Print each line exactly as it is given.

Working data:
__________________________________________________
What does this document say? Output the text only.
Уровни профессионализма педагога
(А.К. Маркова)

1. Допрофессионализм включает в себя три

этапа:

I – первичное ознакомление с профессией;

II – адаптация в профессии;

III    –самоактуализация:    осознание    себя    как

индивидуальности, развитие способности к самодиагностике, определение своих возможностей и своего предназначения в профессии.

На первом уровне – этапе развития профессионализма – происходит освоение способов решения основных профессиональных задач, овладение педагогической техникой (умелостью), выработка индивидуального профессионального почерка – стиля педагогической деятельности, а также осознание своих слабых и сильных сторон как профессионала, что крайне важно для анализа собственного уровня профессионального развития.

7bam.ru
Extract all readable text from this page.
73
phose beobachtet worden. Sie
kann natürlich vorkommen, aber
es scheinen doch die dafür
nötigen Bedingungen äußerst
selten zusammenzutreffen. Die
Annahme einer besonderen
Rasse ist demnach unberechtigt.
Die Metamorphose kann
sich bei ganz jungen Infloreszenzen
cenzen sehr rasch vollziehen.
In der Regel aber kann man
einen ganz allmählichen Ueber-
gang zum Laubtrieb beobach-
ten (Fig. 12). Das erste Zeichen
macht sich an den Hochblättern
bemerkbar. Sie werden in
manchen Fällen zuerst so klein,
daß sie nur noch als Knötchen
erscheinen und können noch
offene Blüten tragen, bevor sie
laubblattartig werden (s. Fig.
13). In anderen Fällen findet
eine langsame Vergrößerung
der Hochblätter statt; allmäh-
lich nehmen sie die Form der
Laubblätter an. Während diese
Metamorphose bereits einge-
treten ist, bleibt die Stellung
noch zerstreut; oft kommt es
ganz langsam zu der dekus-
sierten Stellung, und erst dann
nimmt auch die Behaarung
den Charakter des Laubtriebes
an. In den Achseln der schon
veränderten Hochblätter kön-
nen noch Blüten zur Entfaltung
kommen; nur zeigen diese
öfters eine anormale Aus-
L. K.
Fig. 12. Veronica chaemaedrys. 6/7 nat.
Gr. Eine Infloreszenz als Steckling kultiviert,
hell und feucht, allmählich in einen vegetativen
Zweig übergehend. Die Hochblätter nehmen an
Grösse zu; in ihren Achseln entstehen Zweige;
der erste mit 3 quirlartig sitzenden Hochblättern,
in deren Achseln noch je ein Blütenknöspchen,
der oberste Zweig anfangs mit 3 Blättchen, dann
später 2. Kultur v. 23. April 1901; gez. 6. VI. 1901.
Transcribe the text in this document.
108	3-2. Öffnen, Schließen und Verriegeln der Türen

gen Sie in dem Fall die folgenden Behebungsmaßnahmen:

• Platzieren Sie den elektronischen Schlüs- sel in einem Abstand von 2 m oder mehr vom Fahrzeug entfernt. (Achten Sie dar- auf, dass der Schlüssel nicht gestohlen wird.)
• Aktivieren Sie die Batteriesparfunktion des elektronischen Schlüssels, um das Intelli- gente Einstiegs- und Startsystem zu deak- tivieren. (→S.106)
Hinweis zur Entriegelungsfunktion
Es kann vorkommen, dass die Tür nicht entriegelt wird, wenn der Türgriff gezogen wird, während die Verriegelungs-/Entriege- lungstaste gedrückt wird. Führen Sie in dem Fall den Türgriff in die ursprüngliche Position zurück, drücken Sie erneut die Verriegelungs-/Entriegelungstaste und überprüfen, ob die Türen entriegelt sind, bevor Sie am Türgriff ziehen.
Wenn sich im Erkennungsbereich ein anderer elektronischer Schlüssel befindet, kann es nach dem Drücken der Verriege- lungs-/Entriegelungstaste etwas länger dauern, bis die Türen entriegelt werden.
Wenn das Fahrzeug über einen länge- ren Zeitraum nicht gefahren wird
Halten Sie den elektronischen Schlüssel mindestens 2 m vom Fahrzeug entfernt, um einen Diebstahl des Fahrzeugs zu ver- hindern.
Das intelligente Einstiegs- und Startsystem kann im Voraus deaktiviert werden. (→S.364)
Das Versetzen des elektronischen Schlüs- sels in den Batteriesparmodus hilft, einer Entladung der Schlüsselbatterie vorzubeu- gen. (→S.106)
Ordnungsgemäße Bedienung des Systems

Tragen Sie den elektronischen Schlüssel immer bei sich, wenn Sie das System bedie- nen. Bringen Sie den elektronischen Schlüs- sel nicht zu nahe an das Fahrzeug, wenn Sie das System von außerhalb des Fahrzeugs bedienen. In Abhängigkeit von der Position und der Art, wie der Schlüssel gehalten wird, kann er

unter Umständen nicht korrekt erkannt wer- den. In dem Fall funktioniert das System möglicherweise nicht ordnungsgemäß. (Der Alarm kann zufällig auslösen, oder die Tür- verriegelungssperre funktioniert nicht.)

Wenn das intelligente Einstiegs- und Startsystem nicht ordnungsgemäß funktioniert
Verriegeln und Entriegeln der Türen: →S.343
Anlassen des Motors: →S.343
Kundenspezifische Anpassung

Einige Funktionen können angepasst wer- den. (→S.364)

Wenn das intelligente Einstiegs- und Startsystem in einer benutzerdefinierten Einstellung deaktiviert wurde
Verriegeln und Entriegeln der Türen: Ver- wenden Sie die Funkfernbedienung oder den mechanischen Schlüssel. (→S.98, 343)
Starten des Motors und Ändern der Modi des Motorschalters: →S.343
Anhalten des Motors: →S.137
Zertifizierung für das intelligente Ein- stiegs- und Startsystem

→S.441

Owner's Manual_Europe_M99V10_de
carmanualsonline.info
__________________________________________________
The completed task:
What does this document say? Output the text only.
Уровни профессионализма педагога
(А.К. Маркова)

1. Допрофессионализм включает в себя три

этапа:

I – первичное ознакомление с профессией;

II – адаптация в профессии;

III    –самоактуализация:    осознание    себя    как

индивидуальности, развитие способности к самодиагностике, определение своих возможностей и своего предназначения в профессии.

На первом уровне – этапе развития профессионализма – происходит освоение способов решения основных профессиональных задач, овладение педагогической техникой (умелостью), выработка индивидуального профессионального почерка – стиля педагогической деятельности, а также осознание своих слабых и сильных сторон как профессионала, что крайне важно для анализа собственного уровня профессионального развития.

7bam.ru
Extract all readable text from this page.
73
phose beobachtet worden. Sie
kann natürlich vorkommen, aber
es scheinen doch die dafür
nötigen Bedingungen äußerst
selten zusammenzutreffen. Die
Annahme einer besonderen
Rasse ist demnach unberechtigt.
Die Metamorphose kann
sich bei ganz jungen Infloreszenzen
cenzen sehr rasch vollziehen.
In der Regel aber kann man
einen ganz allmählichen Ueber-
gang zum Laubtrieb beobach-
ten (Fig. 12). Das erste Zeichen
macht sich an den Hochblättern
bemerkbar. Sie werden in
manchen Fällen zuerst so klein,
daß sie nur noch als Knötchen
erscheinen und können noch
offene Blüten tragen, bevor sie
laubblattartig werden (s. Fig.
13). In anderen Fällen findet
eine langsame Vergrößerung
der Hochblätter statt; allmäh-
lich nehmen sie die Form der
Laubblätter an. Während diese
Metamorphose bereits einge-
treten ist, bleibt die Stellung
noch zerstreut; oft kommt es
ganz langsam zu der dekus-
sierten Stellung, und erst dann
nimmt auch die Behaarung
den Charakter des Laubtriebes
an. In den Achseln der schon
veränderten Hochblätter kön-
nen noch Blüten zur Entfaltung
kommen; nur zeigen diese
öfters eine anormale Aus-
L. K.
Fig. 12. Veronica chaemaedrys. 6/7 nat.
Gr. Eine Infloreszenz als Steckling kultiviert,
hell und feucht, allmählich in einen vegetativen
Zweig übergehend. Die Hochblätter nehmen an
Grösse zu; in ihren Achseln entstehen Zweige;
der erste mit 3 quirlartig sitzenden Hochblättern,
in deren Achseln noch je ein Blütenknöspchen,
der oberste Zweig anfangs mit 3 Blättchen, dann
später 2. Kultur v. 23. April 1901; gez. 6. VI. 1901.
Transcribe the text in this document.
108	3-2. Öffnen, Schließen und Verriegeln der Türen

gen Sie in dem Fall die folgenden Behebungsmaßnahmen:

• Platzieren Sie den elektronischen Schlüs- sel in einem Abstand von 2 m oder mehr vom Fahrzeug entfernt. (Achten Sie dar- auf, dass der Schlüssel nicht gestohlen wird.)
• Aktivieren Sie die Batteriesparfunktion des elektronischen Schlüssels, um das Intelli- gente Einstiegs- und Startsystem zu deak- tivieren. (→S.106)
Hinweis zur Entriegelungsfunktion
Es kann vorkommen, dass die Tür nicht entriegelt wird, wenn der Türgriff gezogen wird, während die Verriegelungs-/Entriege- lungstaste gedrückt wird. Führen Sie in dem Fall den Türgriff in die ursprüngliche Position zurück, drücken Sie erneut die Verriegelungs-/Entriegelungstaste und überprüfen, ob die Türen entriegelt sind, bevor Sie am Türgriff ziehen.
Wenn sich im Erkennungsbereich ein anderer elektronischer Schlüssel befindet, kann es nach dem Drücken der Verriege- lungs-/Entriegelungstaste etwas länger dauern, bis die Türen entriegelt werden.
Wenn das Fahrzeug über einen länge- ren Zeitraum nicht gefahren wird
Halten Sie den elektronischen Schlüssel mindestens 2 m vom Fahrzeug entfernt, um einen Diebstahl des Fahrzeugs zu ver- hindern.
Das intelligente Einstiegs- und Startsystem kann im Voraus deaktiviert werden. (→S.364)
Das Versetzen des elektronischen Schlüs- sels in den Batteriesparmodus hilft, einer Entladung der Schlüsselbatterie vorzubeu- gen. (→S.106)
Ordnungsgemäße Bedienung des Systems

Tragen Sie den elektronischen Schlüssel immer bei sich, wenn Sie das System bedie- nen. Bringen Sie den elektronischen Schlüs- sel nicht zu nahe an das Fahrzeug, wenn Sie das System von außerhalb des Fahrzeugs bedienen. In Abhängigkeit von der Position und der Art, wie der Schlüssel gehalten wird, kann er

unter Umständen nicht korrekt erkannt wer- den. In dem Fall funktioniert das System möglicherweise nicht ordnungsgemäß. (Der Alarm kann zufällig auslösen, oder die Tür- verriegelungssperre funktioniert nicht.)

Wenn das intelligente Einstiegs- und Startsystem nicht ordnungsgemäß funktioniert
Verriegeln und Entriegeln der Türen: →S.343
Anlassen des Motors: →S.343
Kundenspezifische Anpassung

Einige Funktionen können angepasst wer- den. (→S.364)

Wenn das intelligente Einstiegs- und Startsystem in einer benutzerdefinierten Einstellung deaktiviert wurde
Verriegeln und Entriegeln der Türen: Ver- wenden Sie die Funkfernbedienung oder den mechanischen Schlüssel. (→S.98, 343)
Starten des Motors und Ändern der Modi des Motorschalters: →S.343
Anhalten des Motors: →S.137
Zertifizierung für das intelligente Ein- stiegs- und Startsystem

→S.441

Owner's Manual_Europe_M99V10_de
carmanualsonline.info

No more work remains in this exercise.